### Entries provided
______________________________

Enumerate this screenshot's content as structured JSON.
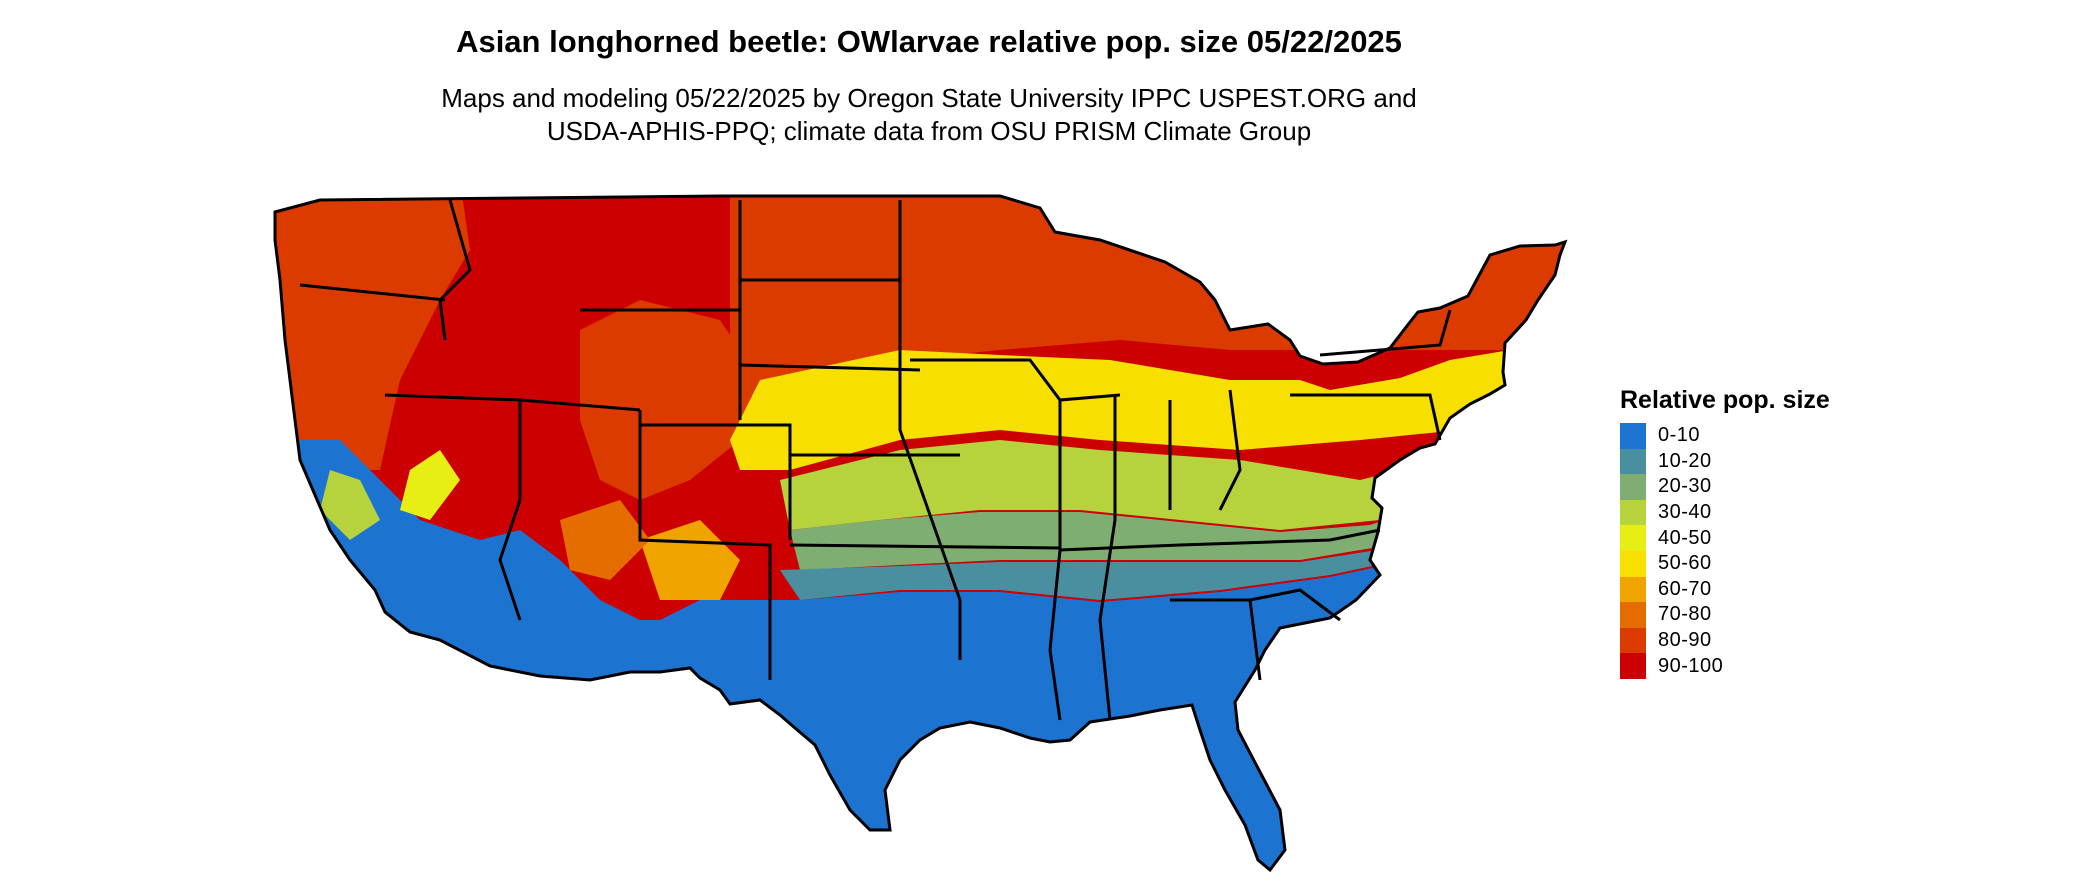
{
  "title": "Asian longhorned beetle: OWlarvae relative pop. size 05/22/2025",
  "subtitle_lines": [
    "Maps and modeling 05/22/2025 by Oregon State University IPPC USPEST.ORG and",
    "USDA-APHIS-PPQ; climate data from OSU PRISM Climate Group"
  ],
  "legend": {
    "title": "Relative pop. size",
    "items": [
      {
        "label": "0-10",
        "color": "#1c73d0"
      },
      {
        "label": "10-20",
        "color": "#4a8fa0"
      },
      {
        "label": "20-30",
        "color": "#7fae72"
      },
      {
        "label": "30-40",
        "color": "#b6d23d"
      },
      {
        "label": "40-50",
        "color": "#e6ee14"
      },
      {
        "label": "50-60",
        "color": "#f7e000"
      },
      {
        "label": "60-70",
        "color": "#f0a400"
      },
      {
        "label": "70-80",
        "color": "#e56d00"
      },
      {
        "label": "80-90",
        "color": "#dc3b00"
      },
      {
        "label": "90-100",
        "color": "#cc0000"
      }
    ]
  },
  "map": {
    "region": "contiguous-united-states",
    "border_color": "#000000"
  }
}
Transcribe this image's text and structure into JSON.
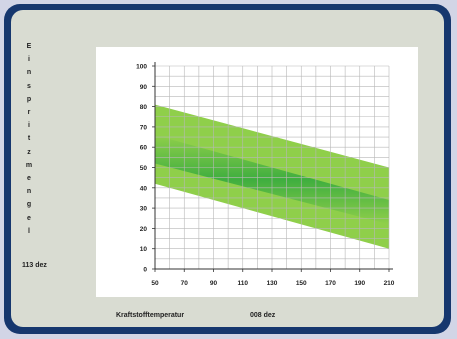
{
  "y_axis_label": [
    "E",
    "i",
    "n",
    "s",
    "p",
    "r",
    "i",
    "t",
    "z",
    "m",
    "e",
    "n",
    "g",
    "e",
    "l"
  ],
  "y_readout": "113 dez",
  "x_axis_label": "Kraftstofftemperatur",
  "x_readout": "008 dez",
  "colors": {
    "frame": "#16376e",
    "panel": "#d9dcd2",
    "plot_bg": "#ffffff",
    "band_outer": "#8fcf4a",
    "band_inner": "#3fae3f",
    "grid": "#b8b8b8"
  },
  "chart_data": {
    "type": "area",
    "x_ticks": [
      50,
      70,
      90,
      110,
      130,
      150,
      170,
      190,
      210
    ],
    "y_ticks": [
      0,
      10,
      20,
      30,
      40,
      50,
      60,
      70,
      80,
      90,
      100
    ],
    "xlim": [
      50,
      210
    ],
    "ylim": [
      0,
      100
    ],
    "grid": true,
    "outer_band": {
      "x": [
        50,
        210
      ],
      "upper": [
        81,
        50
      ],
      "lower": [
        42,
        10
      ]
    },
    "inner_band": {
      "x": [
        50,
        210
      ],
      "upper": [
        66,
        34
      ],
      "lower": [
        52,
        22
      ]
    }
  }
}
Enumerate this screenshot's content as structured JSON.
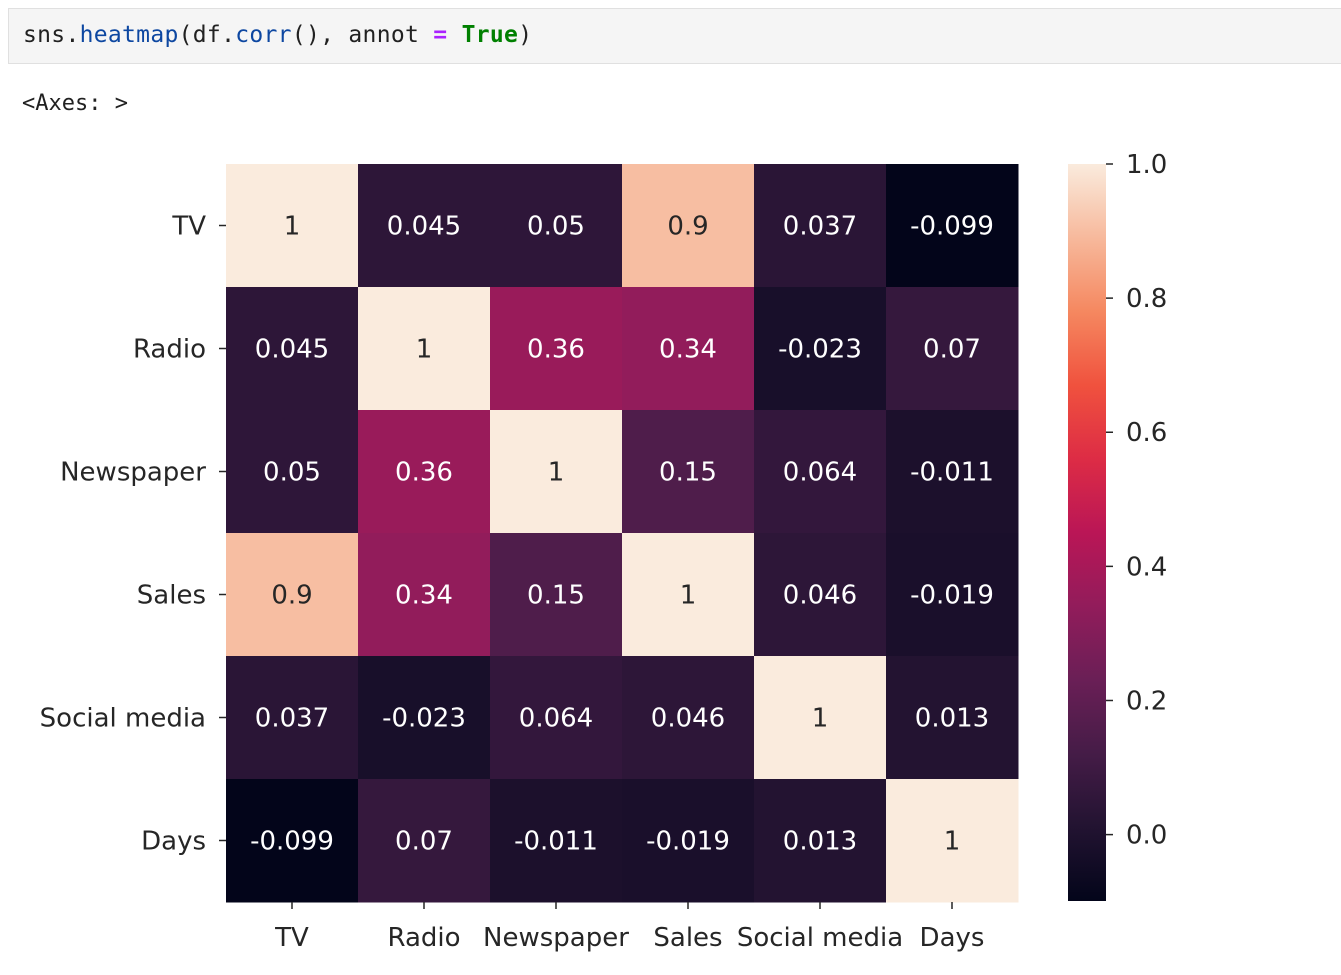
{
  "code_cell": {
    "prefix": "sns.",
    "fn": "heatmap",
    "middle": "(df.",
    "method": "corr",
    "after": "(), annot ",
    "op": "=",
    "space": " ",
    "keyword": "True",
    "close": ")"
  },
  "output_cell": {
    "text": "<Axes: >"
  },
  "colors": {
    "code_background": "#f5f5f5",
    "function_token": "#0d47a1",
    "operator_token": "#aa22ff",
    "keyword_token": "#008000"
  },
  "chart_data": {
    "type": "heatmap",
    "colormap": "rocket",
    "annotated": true,
    "labels": [
      "TV",
      "Radio",
      "Newspaper",
      "Sales",
      "Social media",
      "Days"
    ],
    "values": [
      [
        1,
        0.045,
        0.05,
        0.9,
        0.037,
        -0.099
      ],
      [
        0.045,
        1,
        0.36,
        0.34,
        -0.023,
        0.07
      ],
      [
        0.05,
        0.36,
        1,
        0.15,
        0.064,
        -0.011
      ],
      [
        0.9,
        0.34,
        0.15,
        1,
        0.046,
        -0.019
      ],
      [
        0.037,
        -0.023,
        0.064,
        0.046,
        1,
        0.013
      ],
      [
        -0.099,
        0.07,
        -0.011,
        -0.019,
        0.013,
        1
      ]
    ],
    "annotations": [
      [
        "1",
        "0.045",
        "0.05",
        "0.9",
        "0.037",
        "-0.099"
      ],
      [
        "0.045",
        "1",
        "0.36",
        "0.34",
        "-0.023",
        "0.07"
      ],
      [
        "0.05",
        "0.36",
        "1",
        "0.15",
        "0.064",
        "-0.011"
      ],
      [
        "0.9",
        "0.34",
        "0.15",
        "1",
        "0.046",
        "-0.019"
      ],
      [
        "0.037",
        "-0.023",
        "0.064",
        "0.046",
        "1",
        "0.013"
      ],
      [
        "-0.099",
        "0.07",
        "-0.011",
        "-0.019",
        "0.013",
        "1"
      ]
    ],
    "colorbar": {
      "vmin": -0.099,
      "vmax": 1,
      "ticks": [
        0.0,
        0.2,
        0.4,
        0.6,
        0.8,
        1.0
      ],
      "tick_labels": [
        "0.0",
        "0.2",
        "0.4",
        "0.6",
        "0.8",
        "1.0"
      ]
    }
  }
}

______________________________

### What is expected
Print all the records again exactly; do not include any picture.

### Output
Enumerate this screenshot's content as structured JSON.
{
  "title": "Asian longhorned beetle: OWlarvae relative pop. size 05/22/2025",
  "subtitle_lines": [
    "Maps and modeling 05/22/2025 by Oregon State University IPPC USPEST.ORG and",
    "USDA-APHIS-PPQ; climate data from OSU PRISM Climate Group"
  ],
  "legend": {
    "title": "Relative pop. size",
    "items": [
      {
        "label": "0-10",
        "color": "#1c73d0"
      },
      {
        "label": "10-20",
        "color": "#4a8fa0"
      },
      {
        "label": "20-30",
        "color": "#7fae72"
      },
      {
        "label": "30-40",
        "color": "#b6d23d"
      },
      {
        "label": "40-50",
        "color": "#e6ee14"
      },
      {
        "label": "50-60",
        "color": "#f7e000"
      },
      {
        "label": "60-70",
        "color": "#f0a400"
      },
      {
        "label": "70-80",
        "color": "#e56d00"
      },
      {
        "label": "80-90",
        "color": "#dc3b00"
      },
      {
        "label": "90-100",
        "color": "#cc0000"
      }
    ]
  },
  "map": {
    "region": "contiguous-united-states",
    "border_color": "#000000"
  }
}
Transcribe this image's text and structure into JSON.
{
  "y_axis_label": [
    "E",
    "i",
    "n",
    "s",
    "p",
    "r",
    "i",
    "t",
    "z",
    "m",
    "e",
    "n",
    "g",
    "e",
    "l"
  ],
  "y_readout": "113 dez",
  "x_axis_label": "Kraftstofftemperatur",
  "x_readout": "008 dez",
  "colors": {
    "frame": "#16376e",
    "panel": "#d9dcd2",
    "plot_bg": "#ffffff",
    "band_outer": "#8fcf4a",
    "band_inner": "#3fae3f",
    "grid": "#b8b8b8"
  },
  "chart_data": {
    "type": "area",
    "x_ticks": [
      50,
      70,
      90,
      110,
      130,
      150,
      170,
      190,
      210
    ],
    "y_ticks": [
      0,
      10,
      20,
      30,
      40,
      50,
      60,
      70,
      80,
      90,
      100
    ],
    "xlim": [
      50,
      210
    ],
    "ylim": [
      0,
      100
    ],
    "grid": true,
    "outer_band": {
      "x": [
        50,
        210
      ],
      "upper": [
        81,
        50
      ],
      "lower": [
        42,
        10
      ]
    },
    "inner_band": {
      "x": [
        50,
        210
      ],
      "upper": [
        66,
        34
      ],
      "lower": [
        52,
        22
      ]
    }
  }
}
Enumerate this screenshot's content as structured JSON.
{
  "code_cell": {
    "prefix": "sns.",
    "fn": "heatmap",
    "middle": "(df.",
    "method": "corr",
    "after": "(), annot ",
    "op": "=",
    "space": " ",
    "keyword": "True",
    "close": ")"
  },
  "output_cell": {
    "text": "<Axes: >"
  },
  "colors": {
    "code_background": "#f5f5f5",
    "function_token": "#0d47a1",
    "operator_token": "#aa22ff",
    "keyword_token": "#008000"
  },
  "chart_data": {
    "type": "heatmap",
    "colormap": "rocket",
    "annotated": true,
    "labels": [
      "TV",
      "Radio",
      "Newspaper",
      "Sales",
      "Social media",
      "Days"
    ],
    "values": [
      [
        1,
        0.045,
        0.05,
        0.9,
        0.037,
        -0.099
      ],
      [
        0.045,
        1,
        0.36,
        0.34,
        -0.023,
        0.07
      ],
      [
        0.05,
        0.36,
        1,
        0.15,
        0.064,
        -0.011
      ],
      [
        0.9,
        0.34,
        0.15,
        1,
        0.046,
        -0.019
      ],
      [
        0.037,
        -0.023,
        0.064,
        0.046,
        1,
        0.013
      ],
      [
        -0.099,
        0.07,
        -0.011,
        -0.019,
        0.013,
        1
      ]
    ],
    "annotations": [
      [
        "1",
        "0.045",
        "0.05",
        "0.9",
        "0.037",
        "-0.099"
      ],
      [
        "0.045",
        "1",
        "0.36",
        "0.34",
        "-0.023",
        "0.07"
      ],
      [
        "0.05",
        "0.36",
        "1",
        "0.15",
        "0.064",
        "-0.011"
      ],
      [
        "0.9",
        "0.34",
        "0.15",
        "1",
        "0.046",
        "-0.019"
      ],
      [
        "0.037",
        "-0.023",
        "0.064",
        "0.046",
        "1",
        "0.013"
      ],
      [
        "-0.099",
        "0.07",
        "-0.011",
        "-0.019",
        "0.013",
        "1"
      ]
    ],
    "colorbar": {
      "vmin": -0.099,
      "vmax": 1,
      "ticks": [
        0.0,
        0.2,
        0.4,
        0.6,
        0.8,
        1.0
      ],
      "tick_labels": [
        "0.0",
        "0.2",
        "0.4",
        "0.6",
        "0.8",
        "1.0"
      ]
    }
  }
}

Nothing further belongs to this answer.